#### [SUPPLIED MATERIAL]
=-=-=

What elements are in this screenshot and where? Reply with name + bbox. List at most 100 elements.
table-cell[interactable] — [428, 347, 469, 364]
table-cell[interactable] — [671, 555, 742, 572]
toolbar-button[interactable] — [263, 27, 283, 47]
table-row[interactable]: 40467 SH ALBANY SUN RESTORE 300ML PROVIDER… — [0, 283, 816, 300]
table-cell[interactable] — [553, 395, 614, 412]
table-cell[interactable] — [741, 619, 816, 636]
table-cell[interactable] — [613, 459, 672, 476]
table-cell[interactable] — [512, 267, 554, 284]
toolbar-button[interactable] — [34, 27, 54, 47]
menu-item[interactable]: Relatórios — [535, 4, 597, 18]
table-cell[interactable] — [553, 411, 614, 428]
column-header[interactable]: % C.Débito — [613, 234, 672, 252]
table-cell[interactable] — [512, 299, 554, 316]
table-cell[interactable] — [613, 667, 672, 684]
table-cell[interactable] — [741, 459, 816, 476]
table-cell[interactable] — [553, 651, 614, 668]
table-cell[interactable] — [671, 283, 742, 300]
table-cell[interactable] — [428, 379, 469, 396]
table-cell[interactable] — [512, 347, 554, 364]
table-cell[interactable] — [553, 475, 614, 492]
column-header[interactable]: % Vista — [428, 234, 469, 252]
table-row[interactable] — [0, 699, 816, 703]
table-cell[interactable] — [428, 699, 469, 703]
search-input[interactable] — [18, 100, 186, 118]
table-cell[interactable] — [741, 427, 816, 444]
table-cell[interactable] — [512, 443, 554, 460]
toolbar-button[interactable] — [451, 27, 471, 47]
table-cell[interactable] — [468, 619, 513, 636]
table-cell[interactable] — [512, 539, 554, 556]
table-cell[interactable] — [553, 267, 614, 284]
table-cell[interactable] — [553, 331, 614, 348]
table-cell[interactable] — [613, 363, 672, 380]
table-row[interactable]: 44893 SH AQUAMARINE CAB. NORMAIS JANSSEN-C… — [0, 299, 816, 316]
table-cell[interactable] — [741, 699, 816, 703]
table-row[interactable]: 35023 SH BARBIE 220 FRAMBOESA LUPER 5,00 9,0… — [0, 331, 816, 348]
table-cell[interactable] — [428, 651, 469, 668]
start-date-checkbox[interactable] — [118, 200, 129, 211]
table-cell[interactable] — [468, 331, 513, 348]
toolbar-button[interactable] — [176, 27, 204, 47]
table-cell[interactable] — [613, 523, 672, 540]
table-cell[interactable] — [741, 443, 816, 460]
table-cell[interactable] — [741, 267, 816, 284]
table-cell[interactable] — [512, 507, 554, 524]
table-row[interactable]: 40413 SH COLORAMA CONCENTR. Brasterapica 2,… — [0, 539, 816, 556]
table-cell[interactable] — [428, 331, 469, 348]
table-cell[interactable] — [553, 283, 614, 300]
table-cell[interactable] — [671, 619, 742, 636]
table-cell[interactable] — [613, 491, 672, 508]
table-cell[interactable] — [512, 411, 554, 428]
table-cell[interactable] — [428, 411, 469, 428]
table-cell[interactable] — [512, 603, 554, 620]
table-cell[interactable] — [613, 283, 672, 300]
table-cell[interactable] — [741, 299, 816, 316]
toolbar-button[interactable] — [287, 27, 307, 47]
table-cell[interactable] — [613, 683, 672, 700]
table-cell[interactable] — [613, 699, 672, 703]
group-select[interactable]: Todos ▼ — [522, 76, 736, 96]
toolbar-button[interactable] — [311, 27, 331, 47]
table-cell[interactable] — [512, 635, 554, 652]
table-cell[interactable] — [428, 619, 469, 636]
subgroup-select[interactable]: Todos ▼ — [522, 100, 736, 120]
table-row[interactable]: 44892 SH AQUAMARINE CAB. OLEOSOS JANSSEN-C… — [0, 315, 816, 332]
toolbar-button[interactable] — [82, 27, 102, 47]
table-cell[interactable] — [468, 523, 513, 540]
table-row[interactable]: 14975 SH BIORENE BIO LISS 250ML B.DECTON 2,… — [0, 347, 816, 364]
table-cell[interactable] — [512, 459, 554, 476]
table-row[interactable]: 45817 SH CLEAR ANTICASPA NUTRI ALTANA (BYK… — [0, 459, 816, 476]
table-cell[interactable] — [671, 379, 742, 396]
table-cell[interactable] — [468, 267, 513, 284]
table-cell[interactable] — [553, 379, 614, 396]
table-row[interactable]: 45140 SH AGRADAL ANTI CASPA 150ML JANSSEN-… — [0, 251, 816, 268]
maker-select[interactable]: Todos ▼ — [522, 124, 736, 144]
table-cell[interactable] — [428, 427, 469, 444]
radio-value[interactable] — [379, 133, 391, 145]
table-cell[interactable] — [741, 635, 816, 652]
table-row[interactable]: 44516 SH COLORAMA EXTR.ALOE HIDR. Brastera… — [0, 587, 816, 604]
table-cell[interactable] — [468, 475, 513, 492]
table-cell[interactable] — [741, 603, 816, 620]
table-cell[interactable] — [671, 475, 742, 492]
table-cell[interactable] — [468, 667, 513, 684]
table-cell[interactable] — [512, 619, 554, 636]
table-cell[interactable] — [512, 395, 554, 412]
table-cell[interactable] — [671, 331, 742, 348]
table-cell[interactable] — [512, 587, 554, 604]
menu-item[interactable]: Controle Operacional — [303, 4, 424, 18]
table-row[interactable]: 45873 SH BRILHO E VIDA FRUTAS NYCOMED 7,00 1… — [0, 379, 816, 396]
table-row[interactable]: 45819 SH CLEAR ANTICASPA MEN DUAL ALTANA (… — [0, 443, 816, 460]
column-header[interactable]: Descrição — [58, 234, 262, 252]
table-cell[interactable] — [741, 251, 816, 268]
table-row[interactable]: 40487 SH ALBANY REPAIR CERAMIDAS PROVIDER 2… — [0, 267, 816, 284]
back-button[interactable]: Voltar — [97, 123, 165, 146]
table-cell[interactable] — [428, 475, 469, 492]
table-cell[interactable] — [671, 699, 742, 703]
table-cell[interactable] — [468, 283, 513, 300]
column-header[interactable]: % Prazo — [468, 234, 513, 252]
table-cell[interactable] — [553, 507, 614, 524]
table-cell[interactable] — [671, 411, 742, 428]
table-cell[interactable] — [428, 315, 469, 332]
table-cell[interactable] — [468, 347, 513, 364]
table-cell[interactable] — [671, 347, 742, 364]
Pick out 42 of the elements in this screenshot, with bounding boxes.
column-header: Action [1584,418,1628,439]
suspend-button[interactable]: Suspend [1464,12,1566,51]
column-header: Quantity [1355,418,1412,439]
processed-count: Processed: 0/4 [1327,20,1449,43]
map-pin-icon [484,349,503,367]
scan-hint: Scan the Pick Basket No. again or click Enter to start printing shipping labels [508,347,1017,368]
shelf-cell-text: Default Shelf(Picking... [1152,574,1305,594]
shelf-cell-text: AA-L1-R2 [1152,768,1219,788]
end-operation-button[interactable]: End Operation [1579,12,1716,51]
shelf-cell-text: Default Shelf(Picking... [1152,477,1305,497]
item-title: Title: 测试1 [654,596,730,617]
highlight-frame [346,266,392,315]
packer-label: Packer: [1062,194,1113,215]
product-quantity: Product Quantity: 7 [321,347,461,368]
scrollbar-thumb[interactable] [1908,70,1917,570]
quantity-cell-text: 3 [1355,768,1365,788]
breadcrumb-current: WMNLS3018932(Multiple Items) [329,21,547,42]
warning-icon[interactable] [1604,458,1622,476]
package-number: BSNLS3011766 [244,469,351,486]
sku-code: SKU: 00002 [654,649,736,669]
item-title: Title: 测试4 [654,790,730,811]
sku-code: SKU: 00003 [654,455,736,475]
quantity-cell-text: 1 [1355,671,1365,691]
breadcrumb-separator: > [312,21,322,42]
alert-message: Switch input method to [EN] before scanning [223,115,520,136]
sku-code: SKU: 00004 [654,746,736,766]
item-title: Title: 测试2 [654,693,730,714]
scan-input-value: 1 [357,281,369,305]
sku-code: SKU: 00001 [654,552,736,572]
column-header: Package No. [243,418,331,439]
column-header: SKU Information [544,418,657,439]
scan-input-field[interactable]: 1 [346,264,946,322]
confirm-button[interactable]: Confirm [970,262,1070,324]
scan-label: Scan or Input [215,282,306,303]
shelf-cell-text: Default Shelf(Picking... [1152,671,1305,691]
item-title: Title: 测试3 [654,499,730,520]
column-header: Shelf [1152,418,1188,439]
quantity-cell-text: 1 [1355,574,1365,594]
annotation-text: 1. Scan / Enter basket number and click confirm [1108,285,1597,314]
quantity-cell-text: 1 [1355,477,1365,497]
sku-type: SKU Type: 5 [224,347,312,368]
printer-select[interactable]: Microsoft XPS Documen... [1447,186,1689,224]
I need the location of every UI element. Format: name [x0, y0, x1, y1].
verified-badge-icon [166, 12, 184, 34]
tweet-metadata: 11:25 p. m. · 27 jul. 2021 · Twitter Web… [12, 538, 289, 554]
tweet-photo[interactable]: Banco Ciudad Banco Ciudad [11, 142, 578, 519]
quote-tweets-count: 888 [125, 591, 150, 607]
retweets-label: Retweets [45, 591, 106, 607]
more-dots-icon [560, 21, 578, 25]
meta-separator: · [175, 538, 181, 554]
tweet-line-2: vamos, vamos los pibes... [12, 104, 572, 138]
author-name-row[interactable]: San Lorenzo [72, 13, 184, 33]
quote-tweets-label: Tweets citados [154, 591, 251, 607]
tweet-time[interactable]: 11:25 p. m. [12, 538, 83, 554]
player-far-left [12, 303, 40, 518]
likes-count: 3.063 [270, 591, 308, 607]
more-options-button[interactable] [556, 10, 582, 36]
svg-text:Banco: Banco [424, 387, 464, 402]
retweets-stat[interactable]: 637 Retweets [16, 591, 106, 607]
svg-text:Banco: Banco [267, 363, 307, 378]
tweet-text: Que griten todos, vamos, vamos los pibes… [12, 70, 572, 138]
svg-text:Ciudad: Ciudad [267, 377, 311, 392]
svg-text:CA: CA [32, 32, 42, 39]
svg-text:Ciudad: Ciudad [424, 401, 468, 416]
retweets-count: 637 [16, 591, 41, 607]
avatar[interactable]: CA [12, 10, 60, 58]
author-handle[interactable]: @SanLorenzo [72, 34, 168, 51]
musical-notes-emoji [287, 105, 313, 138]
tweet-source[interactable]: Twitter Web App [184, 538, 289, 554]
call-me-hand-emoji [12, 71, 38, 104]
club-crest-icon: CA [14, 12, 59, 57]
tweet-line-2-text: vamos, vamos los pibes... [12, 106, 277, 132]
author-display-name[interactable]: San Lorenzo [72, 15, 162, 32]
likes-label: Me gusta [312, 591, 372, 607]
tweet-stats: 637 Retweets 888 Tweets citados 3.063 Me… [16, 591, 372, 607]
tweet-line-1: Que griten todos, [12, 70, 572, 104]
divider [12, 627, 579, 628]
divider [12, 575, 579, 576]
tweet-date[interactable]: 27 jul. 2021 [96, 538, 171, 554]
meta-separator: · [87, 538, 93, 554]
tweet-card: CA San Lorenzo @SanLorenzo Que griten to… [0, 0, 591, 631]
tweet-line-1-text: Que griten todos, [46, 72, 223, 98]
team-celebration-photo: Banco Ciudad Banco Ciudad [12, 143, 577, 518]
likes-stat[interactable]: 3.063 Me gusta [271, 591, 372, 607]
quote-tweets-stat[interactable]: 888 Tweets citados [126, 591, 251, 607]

=-=-=

#### [INSTRUCTIONS TO FOLLOW]
Render the lines from the start of the records through the line containing "table-cell[interactable] — [741, 459, 816, 476]" as a numbered list, leaving out any blank lines.

#### [SOLVED EXERCISE]
1. What elements are in this screenshot and where? Reply with name + bbox. List at most 100 elements.
2. table-cell[interactable] — [428, 347, 469, 364]
3. table-cell[interactable] — [671, 555, 742, 572]
4. toolbar-button[interactable] — [263, 27, 283, 47]
5. table-row[interactable]: 40467 SH ALBANY SUN RESTORE 300ML PROVIDER… — [0, 283, 816, 300]
6. table-cell[interactable] — [553, 395, 614, 412]
7. table-cell[interactable] — [741, 619, 816, 636]
8. table-cell[interactable] — [613, 459, 672, 476]
9. table-cell[interactable] — [512, 267, 554, 284]
10. toolbar-button[interactable] — [34, 27, 54, 47]
11. menu-item[interactable]: Relatórios — [535, 4, 597, 18]
12. table-cell[interactable] — [553, 411, 614, 428]
13. column-header[interactable]: % C.Débito — [613, 234, 672, 252]
14. table-cell[interactable] — [512, 299, 554, 316]
15. table-cell[interactable] — [613, 667, 672, 684]
16. table-cell[interactable] — [741, 459, 816, 476]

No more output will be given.